Task - Copy out all lines carrying the word "period".

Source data

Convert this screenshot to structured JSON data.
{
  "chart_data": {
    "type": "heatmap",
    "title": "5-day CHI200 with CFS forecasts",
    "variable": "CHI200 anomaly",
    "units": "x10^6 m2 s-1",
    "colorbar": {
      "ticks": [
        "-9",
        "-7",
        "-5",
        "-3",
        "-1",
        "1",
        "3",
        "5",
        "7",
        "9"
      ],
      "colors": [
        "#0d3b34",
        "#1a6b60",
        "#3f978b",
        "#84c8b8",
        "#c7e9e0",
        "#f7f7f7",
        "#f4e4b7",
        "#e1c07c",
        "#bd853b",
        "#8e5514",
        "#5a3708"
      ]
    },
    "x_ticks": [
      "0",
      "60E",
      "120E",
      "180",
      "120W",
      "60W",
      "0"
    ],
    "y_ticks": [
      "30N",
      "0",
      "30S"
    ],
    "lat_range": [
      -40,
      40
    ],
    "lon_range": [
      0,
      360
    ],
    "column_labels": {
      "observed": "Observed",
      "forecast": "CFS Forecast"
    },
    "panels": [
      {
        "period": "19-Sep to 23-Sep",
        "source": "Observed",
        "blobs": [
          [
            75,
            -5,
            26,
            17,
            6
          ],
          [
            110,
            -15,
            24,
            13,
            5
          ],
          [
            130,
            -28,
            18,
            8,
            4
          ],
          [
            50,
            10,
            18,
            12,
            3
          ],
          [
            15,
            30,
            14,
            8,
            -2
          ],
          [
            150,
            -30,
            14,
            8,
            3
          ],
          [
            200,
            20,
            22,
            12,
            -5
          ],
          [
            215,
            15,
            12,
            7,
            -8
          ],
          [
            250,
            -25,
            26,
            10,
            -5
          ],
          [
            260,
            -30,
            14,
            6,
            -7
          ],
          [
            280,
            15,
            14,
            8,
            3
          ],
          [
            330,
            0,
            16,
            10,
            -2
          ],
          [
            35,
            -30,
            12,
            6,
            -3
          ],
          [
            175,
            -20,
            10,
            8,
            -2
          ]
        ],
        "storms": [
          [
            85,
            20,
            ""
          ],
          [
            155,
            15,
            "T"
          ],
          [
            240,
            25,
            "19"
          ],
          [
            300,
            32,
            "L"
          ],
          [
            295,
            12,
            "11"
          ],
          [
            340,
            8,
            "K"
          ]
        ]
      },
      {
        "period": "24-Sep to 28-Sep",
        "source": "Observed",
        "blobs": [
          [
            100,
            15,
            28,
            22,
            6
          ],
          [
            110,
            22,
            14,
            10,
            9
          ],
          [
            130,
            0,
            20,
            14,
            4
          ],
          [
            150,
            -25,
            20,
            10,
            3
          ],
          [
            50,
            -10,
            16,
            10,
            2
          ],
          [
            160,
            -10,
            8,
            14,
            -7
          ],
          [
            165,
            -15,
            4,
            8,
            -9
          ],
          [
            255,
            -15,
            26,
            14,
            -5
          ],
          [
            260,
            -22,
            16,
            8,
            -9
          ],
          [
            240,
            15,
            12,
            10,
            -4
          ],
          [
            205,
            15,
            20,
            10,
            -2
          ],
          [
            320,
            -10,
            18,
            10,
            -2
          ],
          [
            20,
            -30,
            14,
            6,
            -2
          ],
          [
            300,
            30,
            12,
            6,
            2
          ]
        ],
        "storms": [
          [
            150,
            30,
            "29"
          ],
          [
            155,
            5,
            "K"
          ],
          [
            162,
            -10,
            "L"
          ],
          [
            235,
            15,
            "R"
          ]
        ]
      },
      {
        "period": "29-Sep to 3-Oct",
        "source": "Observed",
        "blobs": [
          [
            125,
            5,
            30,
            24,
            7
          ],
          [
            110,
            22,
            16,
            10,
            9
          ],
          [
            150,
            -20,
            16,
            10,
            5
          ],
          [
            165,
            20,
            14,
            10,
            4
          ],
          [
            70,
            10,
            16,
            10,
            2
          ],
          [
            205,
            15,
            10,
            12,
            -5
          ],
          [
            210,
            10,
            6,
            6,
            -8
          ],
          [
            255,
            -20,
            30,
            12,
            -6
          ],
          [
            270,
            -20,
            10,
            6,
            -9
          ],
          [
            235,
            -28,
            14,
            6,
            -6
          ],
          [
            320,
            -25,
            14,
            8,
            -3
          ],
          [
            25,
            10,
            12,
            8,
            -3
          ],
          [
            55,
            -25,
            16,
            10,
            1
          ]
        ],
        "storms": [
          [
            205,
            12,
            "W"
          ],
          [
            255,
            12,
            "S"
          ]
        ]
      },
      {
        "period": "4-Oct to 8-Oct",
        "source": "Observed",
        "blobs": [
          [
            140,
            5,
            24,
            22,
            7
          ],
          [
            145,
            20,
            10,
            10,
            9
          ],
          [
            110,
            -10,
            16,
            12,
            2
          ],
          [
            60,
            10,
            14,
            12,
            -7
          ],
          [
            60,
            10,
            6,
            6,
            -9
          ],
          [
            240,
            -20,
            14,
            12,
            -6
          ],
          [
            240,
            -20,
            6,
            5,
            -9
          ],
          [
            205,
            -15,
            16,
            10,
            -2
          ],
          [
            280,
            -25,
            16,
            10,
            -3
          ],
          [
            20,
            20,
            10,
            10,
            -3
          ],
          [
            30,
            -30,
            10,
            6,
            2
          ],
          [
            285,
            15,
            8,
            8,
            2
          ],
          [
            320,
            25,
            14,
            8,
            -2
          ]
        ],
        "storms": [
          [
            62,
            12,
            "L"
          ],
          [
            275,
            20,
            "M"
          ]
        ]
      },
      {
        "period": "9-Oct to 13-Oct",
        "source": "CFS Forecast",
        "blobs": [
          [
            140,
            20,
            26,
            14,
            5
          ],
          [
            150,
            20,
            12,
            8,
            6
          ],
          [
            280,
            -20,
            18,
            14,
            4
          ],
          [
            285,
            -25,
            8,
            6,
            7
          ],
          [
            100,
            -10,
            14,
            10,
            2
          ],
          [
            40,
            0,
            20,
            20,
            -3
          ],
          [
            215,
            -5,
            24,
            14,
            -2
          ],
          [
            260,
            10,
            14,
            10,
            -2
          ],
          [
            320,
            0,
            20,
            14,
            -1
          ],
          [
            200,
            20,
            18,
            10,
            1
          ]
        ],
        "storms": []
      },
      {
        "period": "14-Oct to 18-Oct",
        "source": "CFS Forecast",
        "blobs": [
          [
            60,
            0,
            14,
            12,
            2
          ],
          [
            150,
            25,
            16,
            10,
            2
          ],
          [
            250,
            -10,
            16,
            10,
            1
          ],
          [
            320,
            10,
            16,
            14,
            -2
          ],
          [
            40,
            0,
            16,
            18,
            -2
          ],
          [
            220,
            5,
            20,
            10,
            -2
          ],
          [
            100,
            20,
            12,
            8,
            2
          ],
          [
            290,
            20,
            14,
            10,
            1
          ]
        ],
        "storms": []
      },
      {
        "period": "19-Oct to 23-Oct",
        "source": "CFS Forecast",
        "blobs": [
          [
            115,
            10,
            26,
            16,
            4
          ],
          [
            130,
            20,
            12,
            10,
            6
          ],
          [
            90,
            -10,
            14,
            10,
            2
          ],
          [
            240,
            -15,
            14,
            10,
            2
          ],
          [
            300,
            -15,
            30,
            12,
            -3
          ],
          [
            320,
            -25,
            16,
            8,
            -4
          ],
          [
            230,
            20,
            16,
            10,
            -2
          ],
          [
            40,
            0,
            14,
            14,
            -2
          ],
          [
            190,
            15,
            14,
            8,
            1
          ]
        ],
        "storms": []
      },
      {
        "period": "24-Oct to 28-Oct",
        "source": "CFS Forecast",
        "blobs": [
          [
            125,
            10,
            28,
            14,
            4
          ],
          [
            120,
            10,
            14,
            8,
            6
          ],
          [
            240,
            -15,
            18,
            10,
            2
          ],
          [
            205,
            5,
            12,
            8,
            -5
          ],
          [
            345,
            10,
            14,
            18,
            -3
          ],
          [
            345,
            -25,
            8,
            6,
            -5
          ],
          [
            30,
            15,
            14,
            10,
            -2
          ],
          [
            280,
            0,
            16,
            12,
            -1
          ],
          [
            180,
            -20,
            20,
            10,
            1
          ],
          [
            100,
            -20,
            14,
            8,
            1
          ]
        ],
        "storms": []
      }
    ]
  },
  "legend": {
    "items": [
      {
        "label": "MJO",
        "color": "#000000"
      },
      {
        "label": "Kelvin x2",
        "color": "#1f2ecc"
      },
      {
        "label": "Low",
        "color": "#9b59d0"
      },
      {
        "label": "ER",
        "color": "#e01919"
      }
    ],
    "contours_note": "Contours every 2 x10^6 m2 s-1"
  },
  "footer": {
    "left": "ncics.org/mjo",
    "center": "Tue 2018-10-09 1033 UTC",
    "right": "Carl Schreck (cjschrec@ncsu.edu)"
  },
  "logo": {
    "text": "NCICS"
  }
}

Full solution -
        "period": "19-Sep to 23-Sep",
        "period": "24-Sep to 28-Sep",
        "period": "29-Sep to 3-Oct",
        "period": "4-Oct to 8-Oct",
        "period": "9-Oct to 13-Oct",
        "period": "14-Oct to 18-Oct",
        "period": "19-Oct to 23-Oct",
        "period": "24-Oct to 28-Oct",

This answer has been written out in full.